## begin
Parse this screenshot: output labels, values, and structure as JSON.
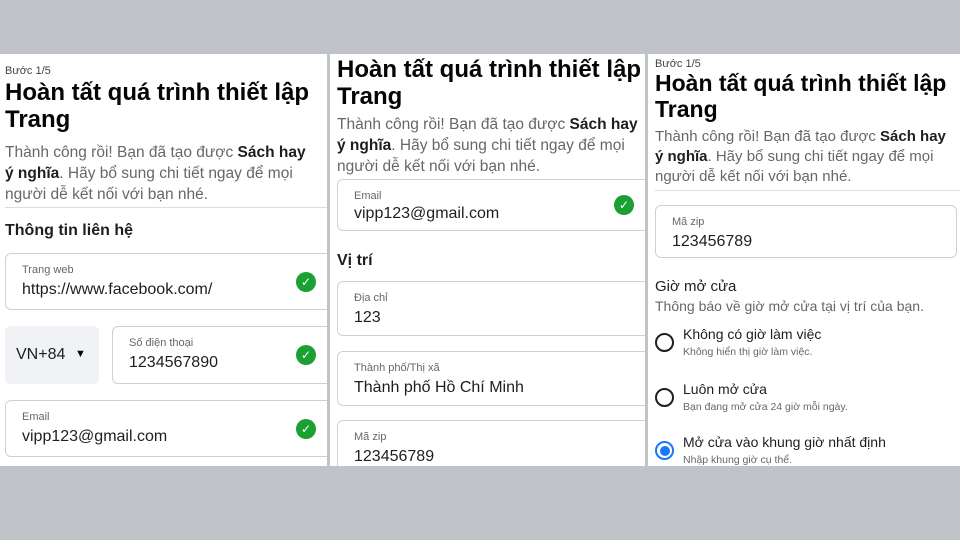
{
  "common": {
    "step": "Bước 1/5",
    "title_line1": "Hoàn tất quá trình thiết lập",
    "title_line2": "Trang",
    "desc_part1": "Thành công rồi! Bạn đã tạo được ",
    "desc_bold1": "Sách hay",
    "desc_bold2": "ý nghĩa",
    "desc_part2": ". Hãy bổ sung chi tiết ngay để mọi",
    "desc_line3": "người dễ kết nối với bạn nhé."
  },
  "panel1": {
    "section": "Thông tin liên hệ",
    "website": {
      "label": "Trang web",
      "value": "https://www.facebook.com/"
    },
    "country_code": "VN+84",
    "phone": {
      "label": "Số điện thoại",
      "value": "1234567890"
    },
    "email": {
      "label": "Email",
      "value": "vipp123@gmail.com"
    }
  },
  "panel2": {
    "email": {
      "label": "Email",
      "value": "vipp123@gmail.com"
    },
    "section": "Vị trí",
    "address": {
      "label": "Địa chỉ",
      "value": "123"
    },
    "city": {
      "label": "Thành phố/Thị xã",
      "value": "Thành phố Hồ Chí Minh"
    },
    "zip": {
      "label": "Mã zip",
      "value": "123456789"
    }
  },
  "panel3": {
    "zip": {
      "label": "Mã zip",
      "value": "123456789"
    },
    "section": "Giờ mở cửa",
    "section_sub": "Thông báo về giờ mở cửa tại vị trí của bạn.",
    "options": [
      {
        "title": "Không có giờ làm việc",
        "sub": "Không hiển thị giờ làm việc.",
        "selected": false
      },
      {
        "title": "Luôn mở cửa",
        "sub": "Bạn đang mở cửa 24 giờ mỗi ngày.",
        "selected": false
      },
      {
        "title": "Mở cửa vào khung giờ nhất định",
        "sub": "Nhập khung giờ cụ thể.",
        "selected": true
      }
    ]
  },
  "colors": {
    "check": "#1aa033",
    "radio_selected": "#1877f2",
    "background": "#c0c3c7"
  },
  "icons": {
    "check": "check-circle-icon",
    "dropdown": "caret-down-icon"
  }
}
## end
- _WHAT IS ASKED_: Report only the number of lines that hold the word "khung".

- _EXERCISE RESPONSE_: 2